Stored records:

-- start --

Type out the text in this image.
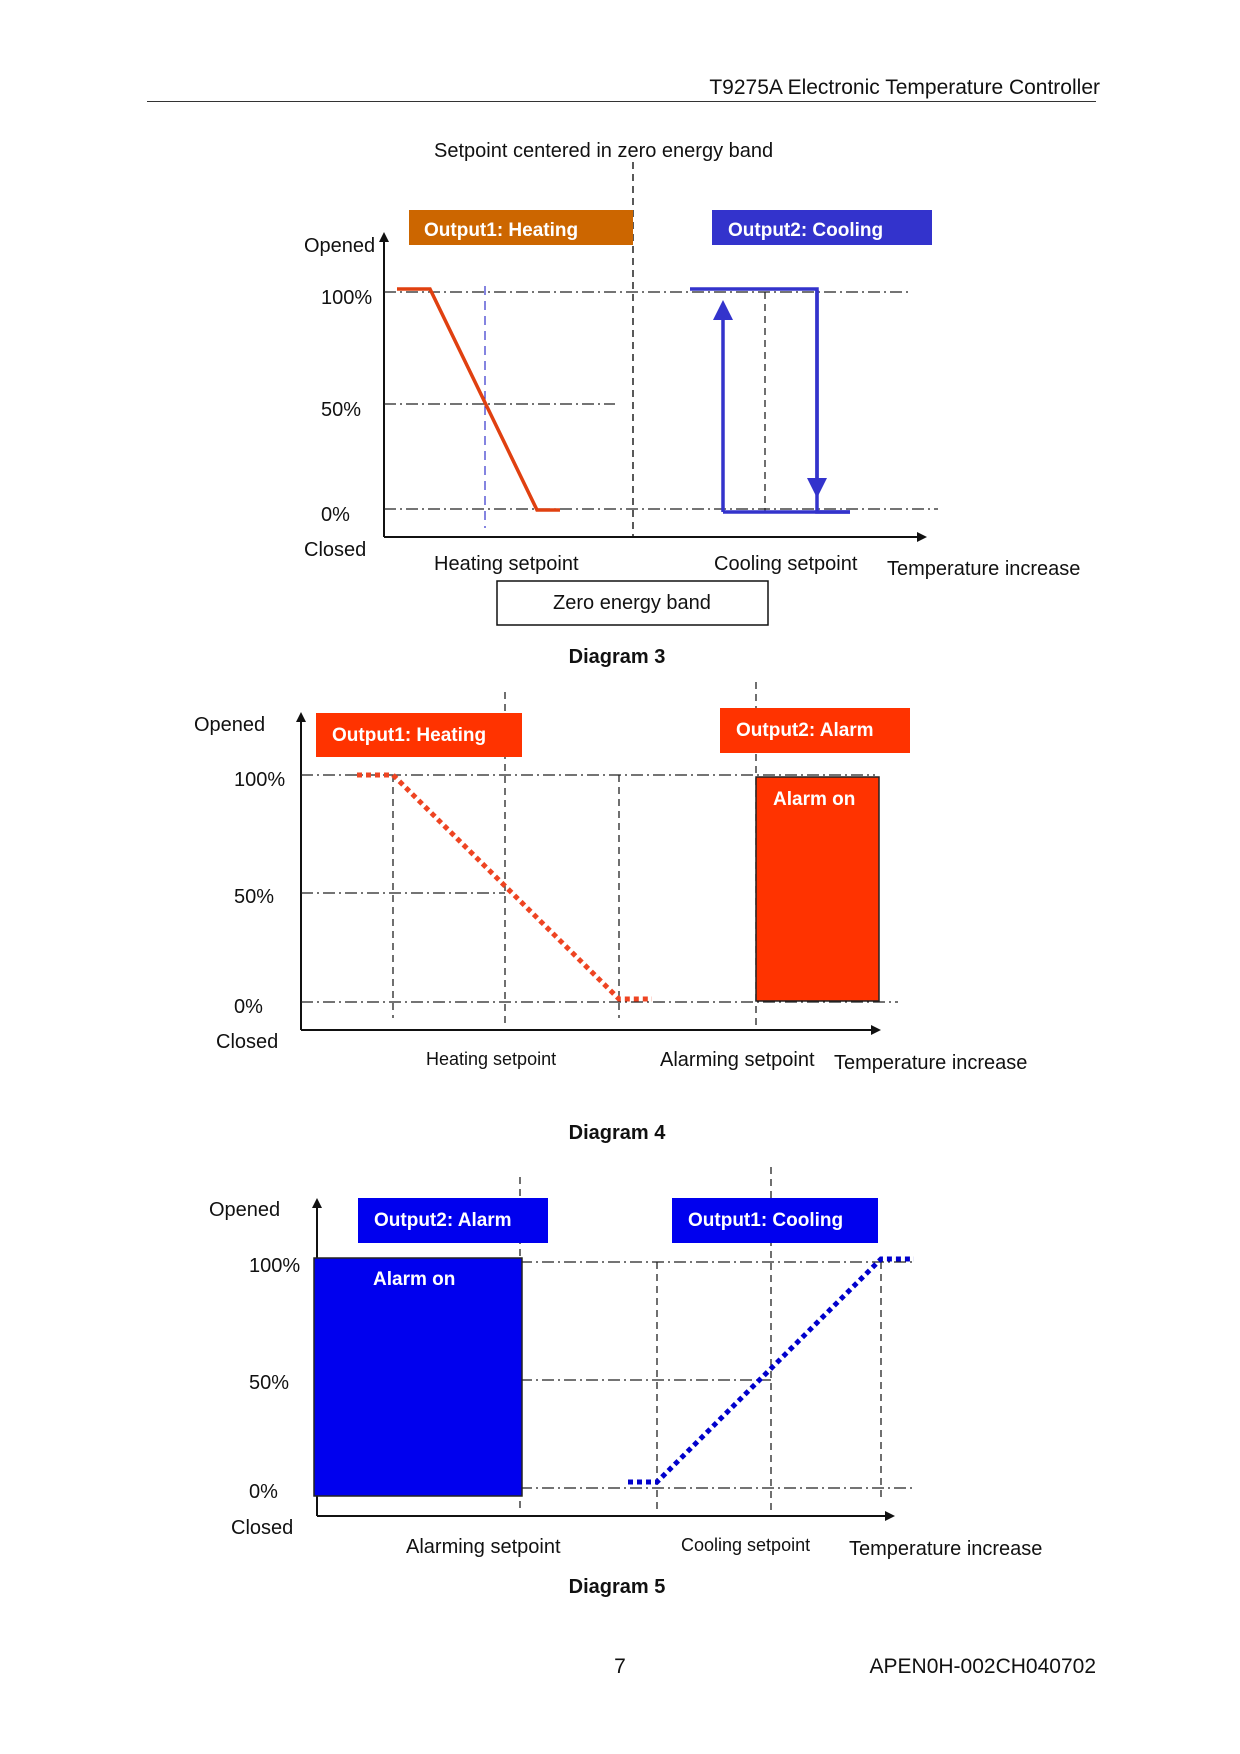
T9275A Electronic Temperature Controller
Setpoint centered in zero energy band
Output1: Heating	Output2: Cooling
Opened
100%
50%
0%
Closed
Heating setpoint	Cooling setpoint Temperature increase
Zero energy band
Diagram 3
Output1: Heating	Output2: Alarm
Opened
100%
50%
0%
Closed
Alarm on
Heating setpoint	Alarming setpoint Temperature increase
Diagram 4
Output2: Alarm	Output1: Cooling
Opened
100%
50%
0%
Closed
Alarm on
Alarming setpoint	Cooling setpoint Temperature increase
Diagram 5
7	APEN0H-002CH040702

-- end --

__Exercise details__. Generate a word-for-word copy of the preceding records, excluding all pictures.

__Reply__.
Type out the text in this image.
T9275A Electronic Temperature Controller
Setpoint centered in zero energy band
Output1: Heating	Output2: Cooling
Opened
100%
50%
0%
Closed
Heating setpoint	Cooling setpoint Temperature increase
Zero energy band
Diagram 3
Output1: Heating	Output2: Alarm
Opened
100%
50%
0%
Closed
Alarm on
Heating setpoint	Alarming setpoint Temperature increase
Diagram 4
Output2: Alarm	Output1: Cooling
Opened
100%
50%
0%
Closed
Alarm on
Alarming setpoint	Cooling setpoint Temperature increase
Diagram 5
7	APEN0H-002CH040702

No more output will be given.